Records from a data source
- - - - -
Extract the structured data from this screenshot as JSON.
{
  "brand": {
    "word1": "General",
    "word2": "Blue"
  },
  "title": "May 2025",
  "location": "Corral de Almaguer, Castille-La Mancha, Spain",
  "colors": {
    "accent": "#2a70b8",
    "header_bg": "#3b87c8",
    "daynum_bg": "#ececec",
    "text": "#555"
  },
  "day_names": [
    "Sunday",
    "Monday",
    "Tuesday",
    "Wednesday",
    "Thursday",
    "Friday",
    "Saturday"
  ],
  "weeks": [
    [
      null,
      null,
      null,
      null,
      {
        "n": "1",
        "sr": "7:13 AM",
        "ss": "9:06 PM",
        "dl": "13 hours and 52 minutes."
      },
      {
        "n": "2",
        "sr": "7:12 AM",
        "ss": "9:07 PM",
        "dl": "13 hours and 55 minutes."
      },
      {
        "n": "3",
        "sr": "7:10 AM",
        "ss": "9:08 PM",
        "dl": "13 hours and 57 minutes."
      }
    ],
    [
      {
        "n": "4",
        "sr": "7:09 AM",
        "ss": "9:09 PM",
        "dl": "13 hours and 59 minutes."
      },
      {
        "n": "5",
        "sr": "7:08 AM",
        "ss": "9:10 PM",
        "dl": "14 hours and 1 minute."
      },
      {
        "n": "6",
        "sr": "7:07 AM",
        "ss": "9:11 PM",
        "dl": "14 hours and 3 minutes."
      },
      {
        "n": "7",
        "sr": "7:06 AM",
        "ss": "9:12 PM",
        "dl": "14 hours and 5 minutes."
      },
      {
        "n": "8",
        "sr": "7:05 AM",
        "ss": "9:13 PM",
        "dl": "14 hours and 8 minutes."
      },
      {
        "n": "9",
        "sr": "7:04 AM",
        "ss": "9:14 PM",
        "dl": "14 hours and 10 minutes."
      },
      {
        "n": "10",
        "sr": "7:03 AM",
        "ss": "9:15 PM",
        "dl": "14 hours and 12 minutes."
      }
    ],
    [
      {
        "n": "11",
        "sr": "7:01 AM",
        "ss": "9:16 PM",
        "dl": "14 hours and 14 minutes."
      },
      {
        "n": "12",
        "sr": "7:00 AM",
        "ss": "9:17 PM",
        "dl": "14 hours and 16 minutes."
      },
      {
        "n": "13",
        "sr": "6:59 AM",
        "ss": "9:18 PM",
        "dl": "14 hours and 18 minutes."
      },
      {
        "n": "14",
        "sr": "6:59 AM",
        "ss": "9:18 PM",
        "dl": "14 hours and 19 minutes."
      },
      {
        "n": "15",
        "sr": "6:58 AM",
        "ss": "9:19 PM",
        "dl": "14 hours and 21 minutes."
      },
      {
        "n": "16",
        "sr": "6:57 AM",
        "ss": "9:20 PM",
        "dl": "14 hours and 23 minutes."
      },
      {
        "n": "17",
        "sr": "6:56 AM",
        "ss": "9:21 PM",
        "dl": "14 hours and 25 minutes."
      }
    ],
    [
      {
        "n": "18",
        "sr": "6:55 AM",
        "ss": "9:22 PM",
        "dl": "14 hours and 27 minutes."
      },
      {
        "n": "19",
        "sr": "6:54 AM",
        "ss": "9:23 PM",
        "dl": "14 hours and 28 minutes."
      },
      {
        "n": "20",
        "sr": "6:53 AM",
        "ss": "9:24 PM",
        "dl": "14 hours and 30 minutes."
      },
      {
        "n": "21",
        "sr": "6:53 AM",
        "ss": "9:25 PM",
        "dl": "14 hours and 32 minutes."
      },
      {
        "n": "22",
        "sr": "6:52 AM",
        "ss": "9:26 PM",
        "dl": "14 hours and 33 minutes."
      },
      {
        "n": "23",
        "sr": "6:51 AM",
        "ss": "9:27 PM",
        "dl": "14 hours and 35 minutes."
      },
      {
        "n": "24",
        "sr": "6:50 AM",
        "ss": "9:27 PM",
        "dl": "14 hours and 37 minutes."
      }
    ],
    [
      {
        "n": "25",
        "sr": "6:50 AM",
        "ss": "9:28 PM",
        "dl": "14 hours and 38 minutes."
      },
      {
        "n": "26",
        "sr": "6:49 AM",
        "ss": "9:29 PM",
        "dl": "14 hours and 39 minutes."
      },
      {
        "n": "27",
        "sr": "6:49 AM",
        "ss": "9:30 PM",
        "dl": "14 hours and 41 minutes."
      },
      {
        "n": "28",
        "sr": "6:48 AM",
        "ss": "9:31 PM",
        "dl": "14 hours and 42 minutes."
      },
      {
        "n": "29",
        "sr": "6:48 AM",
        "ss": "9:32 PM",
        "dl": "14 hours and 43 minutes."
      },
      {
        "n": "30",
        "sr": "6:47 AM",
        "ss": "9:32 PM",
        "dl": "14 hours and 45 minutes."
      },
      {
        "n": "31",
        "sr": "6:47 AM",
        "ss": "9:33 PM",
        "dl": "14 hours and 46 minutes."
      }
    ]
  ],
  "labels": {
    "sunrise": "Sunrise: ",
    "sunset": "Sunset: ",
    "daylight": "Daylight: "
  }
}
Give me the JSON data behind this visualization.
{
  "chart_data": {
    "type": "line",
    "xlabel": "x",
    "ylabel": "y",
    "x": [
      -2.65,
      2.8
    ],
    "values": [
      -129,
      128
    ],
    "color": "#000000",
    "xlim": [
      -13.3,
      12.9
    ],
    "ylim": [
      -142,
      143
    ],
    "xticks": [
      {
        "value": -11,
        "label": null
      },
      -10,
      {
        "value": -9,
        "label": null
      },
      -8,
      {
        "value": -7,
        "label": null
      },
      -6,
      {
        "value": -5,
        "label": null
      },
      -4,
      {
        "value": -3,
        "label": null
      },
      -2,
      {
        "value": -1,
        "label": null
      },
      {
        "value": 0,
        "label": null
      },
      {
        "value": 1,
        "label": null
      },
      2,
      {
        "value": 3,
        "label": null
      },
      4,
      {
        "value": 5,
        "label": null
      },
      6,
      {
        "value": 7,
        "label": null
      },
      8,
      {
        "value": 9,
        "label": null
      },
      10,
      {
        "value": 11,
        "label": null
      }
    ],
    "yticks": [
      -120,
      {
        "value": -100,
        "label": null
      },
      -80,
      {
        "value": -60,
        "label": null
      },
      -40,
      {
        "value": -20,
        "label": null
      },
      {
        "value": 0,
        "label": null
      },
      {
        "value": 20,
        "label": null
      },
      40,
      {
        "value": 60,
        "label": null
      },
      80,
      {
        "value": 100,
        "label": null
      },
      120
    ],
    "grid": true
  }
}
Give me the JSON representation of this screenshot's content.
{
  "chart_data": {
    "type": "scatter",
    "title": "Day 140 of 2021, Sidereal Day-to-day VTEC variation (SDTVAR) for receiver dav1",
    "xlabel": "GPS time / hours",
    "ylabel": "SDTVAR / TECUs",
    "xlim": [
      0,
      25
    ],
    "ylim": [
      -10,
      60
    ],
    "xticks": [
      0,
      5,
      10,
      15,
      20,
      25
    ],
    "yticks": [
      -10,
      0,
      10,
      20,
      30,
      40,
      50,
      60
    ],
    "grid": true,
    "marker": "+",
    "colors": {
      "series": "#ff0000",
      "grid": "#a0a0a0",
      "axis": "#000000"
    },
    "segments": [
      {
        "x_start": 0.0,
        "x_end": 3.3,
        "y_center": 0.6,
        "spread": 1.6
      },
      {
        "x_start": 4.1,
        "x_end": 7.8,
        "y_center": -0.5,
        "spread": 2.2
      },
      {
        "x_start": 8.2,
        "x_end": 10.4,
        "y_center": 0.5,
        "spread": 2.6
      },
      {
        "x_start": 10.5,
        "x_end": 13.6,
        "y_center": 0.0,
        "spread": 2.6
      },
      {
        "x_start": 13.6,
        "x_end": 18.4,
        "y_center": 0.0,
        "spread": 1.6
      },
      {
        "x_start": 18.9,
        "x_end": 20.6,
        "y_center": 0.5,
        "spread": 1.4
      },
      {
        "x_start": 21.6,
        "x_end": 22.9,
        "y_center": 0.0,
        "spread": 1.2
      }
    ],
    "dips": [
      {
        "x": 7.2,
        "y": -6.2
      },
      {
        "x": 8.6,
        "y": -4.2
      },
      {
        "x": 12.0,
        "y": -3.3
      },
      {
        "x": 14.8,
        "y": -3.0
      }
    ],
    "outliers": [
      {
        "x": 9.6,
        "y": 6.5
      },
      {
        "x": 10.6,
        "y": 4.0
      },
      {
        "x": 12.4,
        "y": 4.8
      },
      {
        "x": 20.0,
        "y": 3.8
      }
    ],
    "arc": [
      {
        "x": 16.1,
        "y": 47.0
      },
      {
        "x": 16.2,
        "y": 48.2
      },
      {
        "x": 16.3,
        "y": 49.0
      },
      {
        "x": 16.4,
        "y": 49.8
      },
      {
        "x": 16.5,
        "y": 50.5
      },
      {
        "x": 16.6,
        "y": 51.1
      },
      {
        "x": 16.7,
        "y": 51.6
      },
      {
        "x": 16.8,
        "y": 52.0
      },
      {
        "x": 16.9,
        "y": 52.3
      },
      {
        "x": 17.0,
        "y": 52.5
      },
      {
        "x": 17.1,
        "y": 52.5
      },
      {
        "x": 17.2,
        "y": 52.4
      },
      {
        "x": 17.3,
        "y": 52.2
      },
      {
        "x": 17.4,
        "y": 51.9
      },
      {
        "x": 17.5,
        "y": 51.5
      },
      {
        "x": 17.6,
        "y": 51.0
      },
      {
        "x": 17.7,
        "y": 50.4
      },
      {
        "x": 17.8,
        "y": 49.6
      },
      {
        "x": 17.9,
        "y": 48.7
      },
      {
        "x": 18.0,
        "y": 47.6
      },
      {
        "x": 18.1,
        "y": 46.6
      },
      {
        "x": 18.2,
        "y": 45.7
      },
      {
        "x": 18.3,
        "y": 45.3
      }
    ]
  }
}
- - - - -
### EXERCISE OBJECTIVE
Lines that hold "SDTVAR" are the ones to copy; find all of them.

### SOLVED EXERCISE
    "title": "Day 140 of 2021, Sidereal Day-to-day VTEC variation (SDTVAR) for receiver dav1",
    "ylabel": "SDTVAR / TECUs",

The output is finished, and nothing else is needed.